SUPPLIED PASSAGE >>
This verb comes from Latin (words meaning not to know, ignorant), but this sense is not necessarily present in the English meaning as you see. On the other hand:

ignorance: lack of knowledge, information, or education; the state of being ignorant.

1. lacking in knowledge or education; unenlightened
2. lacking in awareness or knowledge (of): ignorant of the law
3. resulting from or showing lack of knowledge or awareness: an ignorant remark

In the sentence you wrote:

The pedestrian ran the red light because he has an ignorance of the law.

"Ignorance" countable? I mean: an ignorance, two ignorances, etc.? Mmm... In my humble opinion, this should go like this:

The pedestrian ran the red light because of ignorance of the law.
(or "...because he was ignorant of the law)

In these cases, the pedestrian seems to be "inocent": he didn't know the law.

Check this one out:

The pedestrian ran the red light because he ignored the law.

In this case, I may think that the pedestrian is guilty. Maybe he knew the law but decided to ignore it. It's rather ambiguous. Compare:

The pedestrian ran the red light because he ignored the law. This is not the first time this person is caught and fained because of an irresponsible behaviour.

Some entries
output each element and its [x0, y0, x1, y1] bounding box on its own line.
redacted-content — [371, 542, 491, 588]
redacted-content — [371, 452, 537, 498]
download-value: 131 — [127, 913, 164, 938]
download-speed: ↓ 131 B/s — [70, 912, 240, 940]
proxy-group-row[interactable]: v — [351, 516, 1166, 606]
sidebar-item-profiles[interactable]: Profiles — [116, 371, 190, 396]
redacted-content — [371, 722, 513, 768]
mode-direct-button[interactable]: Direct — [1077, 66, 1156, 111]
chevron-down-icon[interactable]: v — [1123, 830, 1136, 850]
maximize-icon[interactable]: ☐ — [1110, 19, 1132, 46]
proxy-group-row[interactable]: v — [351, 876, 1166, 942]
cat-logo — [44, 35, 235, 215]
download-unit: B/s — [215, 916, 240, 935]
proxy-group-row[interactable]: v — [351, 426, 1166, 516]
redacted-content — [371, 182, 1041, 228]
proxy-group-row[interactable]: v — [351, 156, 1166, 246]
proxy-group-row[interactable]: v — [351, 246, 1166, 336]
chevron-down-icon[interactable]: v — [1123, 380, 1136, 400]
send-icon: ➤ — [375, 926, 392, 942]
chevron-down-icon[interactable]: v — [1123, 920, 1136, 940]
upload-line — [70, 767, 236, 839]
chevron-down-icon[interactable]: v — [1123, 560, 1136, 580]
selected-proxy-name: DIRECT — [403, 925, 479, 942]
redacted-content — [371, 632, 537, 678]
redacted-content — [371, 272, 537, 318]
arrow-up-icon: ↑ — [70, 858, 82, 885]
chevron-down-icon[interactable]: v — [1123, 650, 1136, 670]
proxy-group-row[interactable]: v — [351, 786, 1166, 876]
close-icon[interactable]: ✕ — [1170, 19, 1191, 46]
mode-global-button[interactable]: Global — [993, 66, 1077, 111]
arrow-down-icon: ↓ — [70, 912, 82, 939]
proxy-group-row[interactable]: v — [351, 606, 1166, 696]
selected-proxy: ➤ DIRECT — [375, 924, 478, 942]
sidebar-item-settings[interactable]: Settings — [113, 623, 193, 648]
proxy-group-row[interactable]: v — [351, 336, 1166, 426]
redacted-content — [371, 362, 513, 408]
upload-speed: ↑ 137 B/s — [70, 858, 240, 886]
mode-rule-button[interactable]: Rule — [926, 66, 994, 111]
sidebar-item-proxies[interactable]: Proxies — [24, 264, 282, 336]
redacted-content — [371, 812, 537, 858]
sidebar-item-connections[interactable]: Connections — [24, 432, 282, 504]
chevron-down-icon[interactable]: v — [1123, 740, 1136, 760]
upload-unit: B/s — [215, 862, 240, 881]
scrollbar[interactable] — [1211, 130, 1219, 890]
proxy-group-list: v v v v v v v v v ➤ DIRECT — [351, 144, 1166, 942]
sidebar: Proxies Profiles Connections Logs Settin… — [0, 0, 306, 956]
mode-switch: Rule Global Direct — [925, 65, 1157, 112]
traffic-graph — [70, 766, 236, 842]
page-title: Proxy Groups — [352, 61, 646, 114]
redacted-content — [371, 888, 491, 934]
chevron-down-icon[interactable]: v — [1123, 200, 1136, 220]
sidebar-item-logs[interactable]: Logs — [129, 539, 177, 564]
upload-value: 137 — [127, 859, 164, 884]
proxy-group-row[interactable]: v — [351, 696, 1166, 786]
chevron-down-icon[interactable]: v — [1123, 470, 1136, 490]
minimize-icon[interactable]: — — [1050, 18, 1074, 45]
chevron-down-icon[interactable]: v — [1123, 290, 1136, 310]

TASKS TO PERFORM >>
A. Render this sentence from the passage on "ignorance" and "ignore" into Spanish: "The pedestrian ran the red light because of ignorance of the law."
B. Please extend the passage on "ignorance" and "ignore," picking up right after its final sentence.
The entries aren't needed for anything here.

WRITTEN ANSWERS >>
A. El peatón cruzó con el semáforo en rojo por ignorancia de la ley.

B.
Hope this helps! Emotion: smile

There are two problems here. The first one is easy, so let's look at it first:

1) In English we do not say that someone "has ignorance", rather someone "is ignorant". This is a common difference between English and other European languages. (For example, in German "I have hunger", but in English "I am hungry.")
So in English you need to use the "be" verb and the adjective form.

OK, the other problem is that your interpretation is wrong (sorryEmotion: sad )

2) "to be ignorant" means to not have knowledge. Often English speakers will use "ignorant" as a synonym for "stupid", but that is technically incorrect. Ignorant means lacking knowledge. If a genius was raised by wolves in the forest, we would be ignorant of most human knowledge, but still a genius.

Your logic is good Emotion: smile but the problem is that ignore comes from the Latin "gnoscere" or "noscere" (which come from Greek "gignoskein"). The Latin meaning is "to know" or "to come to know." So "gnoscere" means "to know", and "ignoscere" means "not to know" (the prefix "in-" makes an opposite.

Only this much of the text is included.